What is required: Gather up every line from the entries below that uses the word "stílusban".

····················

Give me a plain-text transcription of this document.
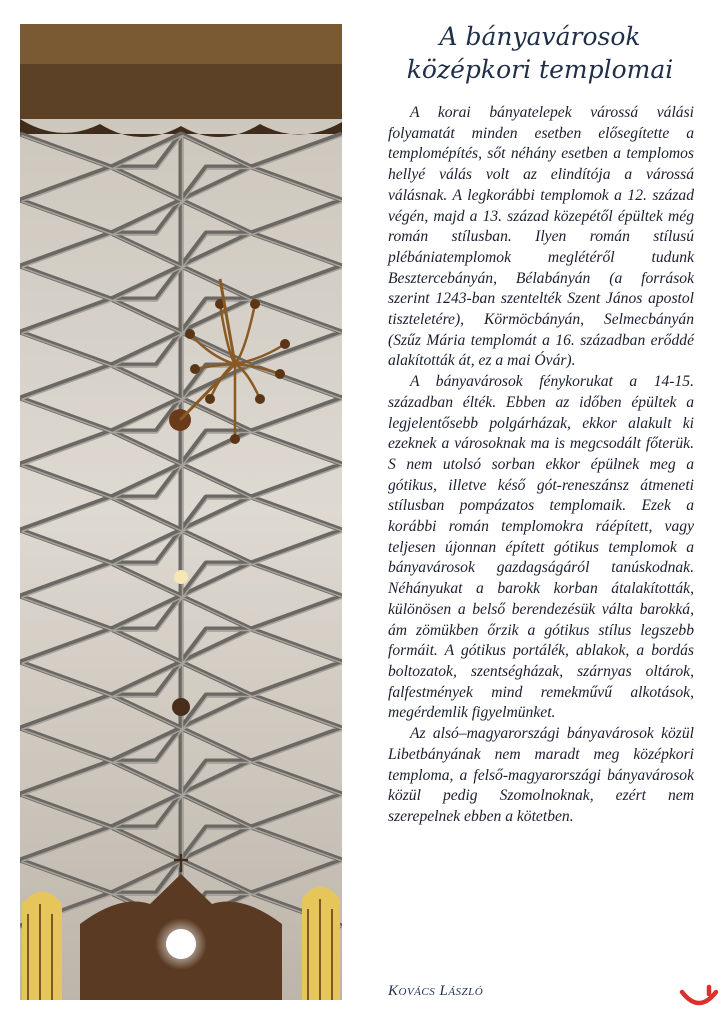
A bányavárosok
középkori templomai

A korai bányatelepek várossá válási folyamatát minden esetben elősegítette a templomépítés, sőt néhány esetben a templomos hellyé válás volt az elindítója a várossá válásnak. A legkorábbi templomok a 12. század végén, majd a 13. század közepétől épültek még román stílusban. Ilyen román stílusú plébániatemplomok meglétéről tudunk Besztercebányán, Bélabányán (a források szerint 1243-ban szentelték Szent János apostol tiszteletére), Körmöcbányán, Selmecbányán (Szűz Mária templomát a 16. században erőddé alakították át, ez a mai Óvár).

A bányavárosok fénykorukat a 14-15. században élték. Ebben az időben épültek a legjelentősebb polgárházak, ekkor alakult ki ezeknek a városoknak ma is megcsodált főterük. S nem utolsó sorban ekkor épülnek meg a gótikus, illetve késő gót-reneszánsz átmeneti stílusban pompázatos templomaik. Ezek a korábbi román templomokra ráépített, vagy teljesen újonnan épített gótikus templomok a bányavárosok gazdagságáról tanúskodnak. Néhányukat a barokk korban átalakították, különösen a belső berendezésük válta barokká, ám zömükben őrzik a gótikus stílus legszebb formáit. A gótikus portálék, ablakok, a bordás boltozatok, szentségházak, szárnyas oltárok, falfestmények mind remekművű alkotások, megérdemlik figyelmünket.

Az alsó–magyarországi bányavárosok közül Libetbányának nem maradt meg középkori temploma, a felső-magyarországi bányavárosok közül pedig Szomolnoknak, ezért nem szerepelnek ebben a kötetben.

Kovács László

····················

Reply to the task:
A korai bányatelepek várossá válási folyamatát minden esetben elősegítette a templomépítés, sőt néhány esetben a templomos hellyé válás volt az elindítója a várossá válásnak. A legkorábbi templomok a 12. század végén, majd a 13. század közepétől épültek még román stílusban. Ilyen román stílusú plébániatemplomok meglétéről tudunk Besztercebányán, Bélabányán (a források szerint 1243-ban szentelték Szent János apostol tiszteletére), Körmöcbányán, Selmecbányán (Szűz Mária templomát a 16. században erőddé alakították át, ez a mai Óvár).
A bányavárosok fénykorukat a 14-15. században élték. Ebben az időben épültek a legjelentősebb polgárházak, ekkor alakult ki ezeknek a városoknak ma is megcsodált főterük. S nem utolsó sorban ekkor épülnek meg a gótikus, illetve késő gót-reneszánsz átmeneti stílusban pompázatos templomaik. Ezek a korábbi román templomokra ráépített, vagy teljesen újonnan épített gótikus templomok a bányavárosok gazdagságáról tanúskodnak. Néhányukat a barokk korban átalakították, különösen a belső berendezésük válta barokká, ám zömükben őrzik a gótikus stílus legszebb formáit. A gótikus portálék, ablakok, a bordás boltozatok, szentségházak, szárnyas oltárok, falfestmények mind remekművű alkotások, megérdemlik figyelmünket.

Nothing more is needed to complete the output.